** START **

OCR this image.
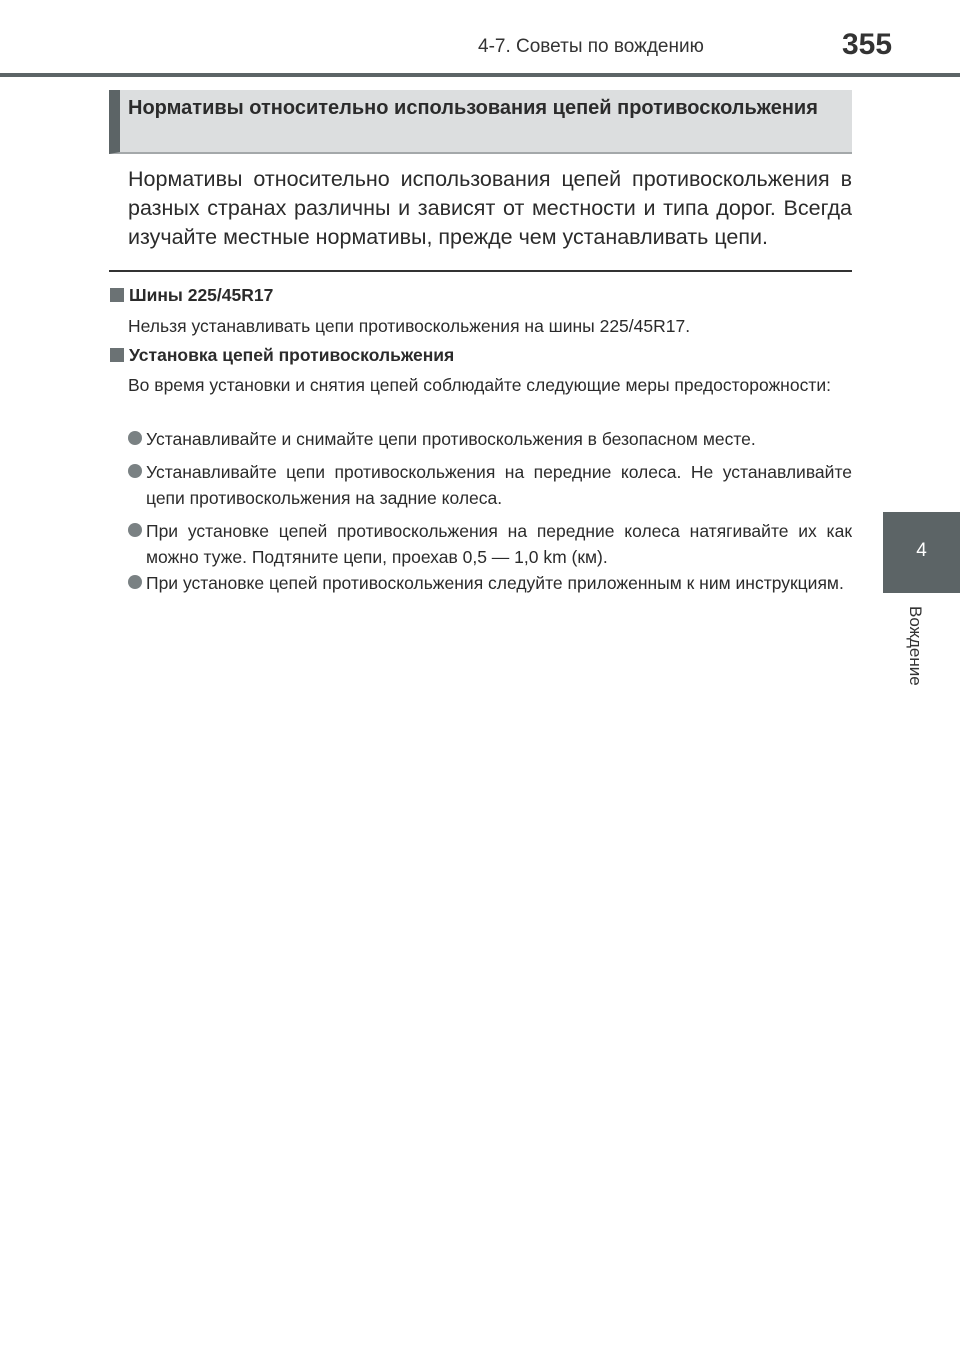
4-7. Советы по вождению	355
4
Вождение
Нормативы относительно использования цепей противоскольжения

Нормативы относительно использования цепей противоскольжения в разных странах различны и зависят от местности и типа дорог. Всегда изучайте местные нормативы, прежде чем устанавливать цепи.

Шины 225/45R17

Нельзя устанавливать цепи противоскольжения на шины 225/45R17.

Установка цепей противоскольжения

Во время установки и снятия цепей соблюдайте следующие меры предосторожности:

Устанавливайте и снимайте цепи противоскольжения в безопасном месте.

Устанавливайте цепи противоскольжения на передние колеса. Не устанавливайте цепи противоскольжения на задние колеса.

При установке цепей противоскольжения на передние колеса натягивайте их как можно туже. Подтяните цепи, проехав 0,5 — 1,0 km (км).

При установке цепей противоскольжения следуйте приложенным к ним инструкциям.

** END **

> [Your objective]: Transcribe every entry above exactly. Omit all pictures.

> [Final answer]:
OCR this image.
4-7. Советы по вождению	355
4
Вождение
Нормативы относительно использования цепей противоскольжения

Нормативы относительно использования цепей противоскольжения в разных странах различны и зависят от местности и типа дорог. Всегда изучайте местные нормативы, прежде чем устанавливать цепи.

Шины 225/45R17

Нельзя устанавливать цепи противоскольжения на шины 225/45R17.

Установка цепей противоскольжения

Во время установки и снятия цепей соблюдайте следующие меры предосторожности:

Устанавливайте и снимайте цепи противоскольжения в безопасном месте.

Устанавливайте цепи противоскольжения на передние колеса. Не устанавливайте цепи противоскольжения на задние колеса.

При установке цепей противоскольжения на передние колеса натягивайте их как можно туже. Подтяните цепи, проехав 0,5 — 1,0 km (км).

При установке цепей противоскольжения следуйте приложенным к ним инструкциям.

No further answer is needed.